#### RECORDS SUPPLIED:
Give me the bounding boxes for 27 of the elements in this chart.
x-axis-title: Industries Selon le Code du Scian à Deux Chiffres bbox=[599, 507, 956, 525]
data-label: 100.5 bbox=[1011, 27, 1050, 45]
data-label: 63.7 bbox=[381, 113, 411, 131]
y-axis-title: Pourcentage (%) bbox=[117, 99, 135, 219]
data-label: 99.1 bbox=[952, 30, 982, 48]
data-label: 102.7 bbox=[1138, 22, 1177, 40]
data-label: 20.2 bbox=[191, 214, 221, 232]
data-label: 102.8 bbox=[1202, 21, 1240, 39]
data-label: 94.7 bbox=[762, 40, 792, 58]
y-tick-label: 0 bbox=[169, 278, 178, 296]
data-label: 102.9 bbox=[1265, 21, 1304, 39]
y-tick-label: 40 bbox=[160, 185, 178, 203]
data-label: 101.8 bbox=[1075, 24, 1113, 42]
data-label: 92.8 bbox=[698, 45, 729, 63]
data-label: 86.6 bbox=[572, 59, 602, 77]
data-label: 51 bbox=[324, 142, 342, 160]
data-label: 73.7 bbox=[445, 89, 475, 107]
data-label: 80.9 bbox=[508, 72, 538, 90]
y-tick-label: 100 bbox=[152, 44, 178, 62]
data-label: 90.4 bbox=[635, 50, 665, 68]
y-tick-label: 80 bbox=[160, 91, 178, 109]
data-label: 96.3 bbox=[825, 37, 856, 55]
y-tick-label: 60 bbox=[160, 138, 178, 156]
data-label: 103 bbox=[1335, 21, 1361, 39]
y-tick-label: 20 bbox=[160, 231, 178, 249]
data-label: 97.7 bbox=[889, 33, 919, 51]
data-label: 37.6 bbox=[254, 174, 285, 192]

#### AIM:
Rewrite the listing above, changing every "data-label" to "value-label" and keeping all other text the same.

#### THE REPLY:
Give me the bounding boxes for 27 of the elements in this chart.
x-axis-title: Industries Selon le Code du Scian à Deux Chiffres bbox=[599, 507, 956, 525]
value-label: 100.5 bbox=[1011, 27, 1050, 45]
value-label: 63.7 bbox=[381, 113, 411, 131]
y-axis-title: Pourcentage (%) bbox=[117, 99, 135, 219]
value-label: 99.1 bbox=[952, 30, 982, 48]
value-label: 102.7 bbox=[1138, 22, 1177, 40]
value-label: 20.2 bbox=[191, 214, 221, 232]
value-label: 102.8 bbox=[1202, 21, 1240, 39]
value-label: 94.7 bbox=[762, 40, 792, 58]
y-tick-label: 0 bbox=[169, 278, 178, 296]
value-label: 102.9 bbox=[1265, 21, 1304, 39]
y-tick-label: 40 bbox=[160, 185, 178, 203]
value-label: 101.8 bbox=[1075, 24, 1113, 42]
value-label: 92.8 bbox=[698, 45, 729, 63]
value-label: 86.6 bbox=[572, 59, 602, 77]
value-label: 51 bbox=[324, 142, 342, 160]
value-label: 73.7 bbox=[445, 89, 475, 107]
value-label: 80.9 bbox=[508, 72, 538, 90]
y-tick-label: 100 bbox=[152, 44, 178, 62]
value-label: 90.4 bbox=[635, 50, 665, 68]
y-tick-label: 80 bbox=[160, 91, 178, 109]
value-label: 96.3 bbox=[825, 37, 856, 55]
y-tick-label: 60 bbox=[160, 138, 178, 156]
value-label: 103 bbox=[1335, 21, 1361, 39]
y-tick-label: 20 bbox=[160, 231, 178, 249]
value-label: 97.7 bbox=[889, 33, 919, 51]
value-label: 37.6 bbox=[254, 174, 285, 192]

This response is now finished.